-- What you have to do --
Using the listing below, please gather every line containing the word "partir".

══════

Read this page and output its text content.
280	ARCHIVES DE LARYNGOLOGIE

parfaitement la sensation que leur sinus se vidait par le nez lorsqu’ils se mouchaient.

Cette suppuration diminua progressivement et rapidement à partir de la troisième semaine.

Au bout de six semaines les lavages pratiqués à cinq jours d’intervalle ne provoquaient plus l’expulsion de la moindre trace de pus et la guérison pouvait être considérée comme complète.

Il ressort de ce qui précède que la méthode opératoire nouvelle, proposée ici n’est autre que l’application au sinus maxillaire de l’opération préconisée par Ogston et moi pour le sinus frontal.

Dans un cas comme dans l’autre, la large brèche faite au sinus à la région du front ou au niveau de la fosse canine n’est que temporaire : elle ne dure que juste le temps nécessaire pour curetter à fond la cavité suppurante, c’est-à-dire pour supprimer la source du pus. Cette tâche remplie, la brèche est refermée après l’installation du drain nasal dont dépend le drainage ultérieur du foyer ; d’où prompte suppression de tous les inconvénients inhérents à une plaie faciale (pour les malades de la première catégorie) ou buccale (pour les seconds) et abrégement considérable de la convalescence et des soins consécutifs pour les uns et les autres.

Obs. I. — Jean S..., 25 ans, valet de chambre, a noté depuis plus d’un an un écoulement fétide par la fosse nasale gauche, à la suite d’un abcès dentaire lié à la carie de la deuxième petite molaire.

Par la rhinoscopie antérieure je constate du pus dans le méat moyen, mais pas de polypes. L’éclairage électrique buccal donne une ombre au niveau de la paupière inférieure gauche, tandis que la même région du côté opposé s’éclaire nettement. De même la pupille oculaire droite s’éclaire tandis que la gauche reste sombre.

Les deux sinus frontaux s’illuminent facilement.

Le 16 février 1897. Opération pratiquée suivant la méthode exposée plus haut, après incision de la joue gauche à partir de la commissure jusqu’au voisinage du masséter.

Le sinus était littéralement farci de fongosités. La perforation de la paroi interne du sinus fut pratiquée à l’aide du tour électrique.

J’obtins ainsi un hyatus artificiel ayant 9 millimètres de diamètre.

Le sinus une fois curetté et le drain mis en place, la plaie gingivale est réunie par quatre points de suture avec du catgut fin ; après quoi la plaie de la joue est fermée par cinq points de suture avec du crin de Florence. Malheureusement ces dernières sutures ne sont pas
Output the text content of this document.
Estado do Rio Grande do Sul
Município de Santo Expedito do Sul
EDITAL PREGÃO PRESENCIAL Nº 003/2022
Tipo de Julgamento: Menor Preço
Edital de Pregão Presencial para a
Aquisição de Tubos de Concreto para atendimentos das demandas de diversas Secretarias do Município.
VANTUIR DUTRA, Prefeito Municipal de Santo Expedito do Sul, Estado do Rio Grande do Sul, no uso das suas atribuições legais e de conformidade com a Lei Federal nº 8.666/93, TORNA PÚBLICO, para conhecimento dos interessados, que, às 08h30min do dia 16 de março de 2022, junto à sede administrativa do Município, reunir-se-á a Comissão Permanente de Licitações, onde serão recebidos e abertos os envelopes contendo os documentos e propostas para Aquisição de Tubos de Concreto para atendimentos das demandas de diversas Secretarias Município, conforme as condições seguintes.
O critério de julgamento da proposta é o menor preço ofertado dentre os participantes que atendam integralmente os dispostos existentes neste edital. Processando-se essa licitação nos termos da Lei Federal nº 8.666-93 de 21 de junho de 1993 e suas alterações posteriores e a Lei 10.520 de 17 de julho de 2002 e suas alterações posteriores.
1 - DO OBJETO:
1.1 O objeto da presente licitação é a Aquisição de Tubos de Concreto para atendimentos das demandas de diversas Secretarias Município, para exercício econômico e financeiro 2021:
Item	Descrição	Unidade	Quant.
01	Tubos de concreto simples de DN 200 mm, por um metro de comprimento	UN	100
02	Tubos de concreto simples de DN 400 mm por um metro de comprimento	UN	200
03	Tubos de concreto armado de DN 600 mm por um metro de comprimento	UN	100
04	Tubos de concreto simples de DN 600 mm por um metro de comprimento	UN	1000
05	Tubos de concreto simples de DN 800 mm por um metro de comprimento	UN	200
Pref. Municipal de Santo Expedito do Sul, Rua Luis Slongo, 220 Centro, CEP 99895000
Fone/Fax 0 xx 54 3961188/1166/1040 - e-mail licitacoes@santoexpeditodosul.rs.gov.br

══════

-- Written response --
Cette suppuration diminua progressivement et rapidement à partir de la troisième semaine.
Le 16 février 1897. Opération pratiquée suivant la méthode exposée plus haut, après incision de la joue gauche à partir de la commissure jusqu’au voisinage du masséter.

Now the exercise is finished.